Required task >> Sift the listing for lines that hold the string "Friction" and pull them out.

>> Begin Raw records

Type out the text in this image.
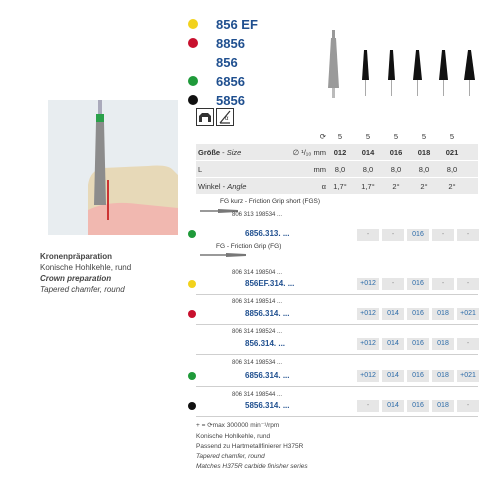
856 EF
8856
856
6856
5856
α
⟳	5	5	5	5	5
Größe - Size	∅ ¹/₁₀ mm	012	014	016	018	021
L	mm	8,0	8,0	8,0	8,0	8,0
Winkel - Angle	α 1,7°	1,7°	2°	2°	2°
FG kurz - Friction Grip short (FGS)
806 313 198534 ...
6856.313. ...	-	-	016	-	-
FG - Friction Grip (FG)
806 314 198504 ...
856EF.314. ...	+012	-	016	-	-
806 314 198514 ...
8856.314. ...	+012	014	016	018	+021
806 314 198524 ...
856.314. ...	+012	014	016	018	-
806 314 198534 ...
6856.314. ...	+012	014	016	018	+021
806 314 198544 ...
5856.314. ...	-	014	016	018	-
Kronenpräparation
Konische Hohlkehle, rund
Crown preparation
Tapered chamfer, round
+ = ⟳max 300000 min⁻¹/rpm
Konische Hohlkehle, rund
Passend zu Hartmetallfinierer H375R
Tapered chamfer, round
Matches H375R carbide finisher series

>> End Raw records

Task solution >>
FG kurz - Friction Grip short (FGS)
FG - Friction Grip (FG)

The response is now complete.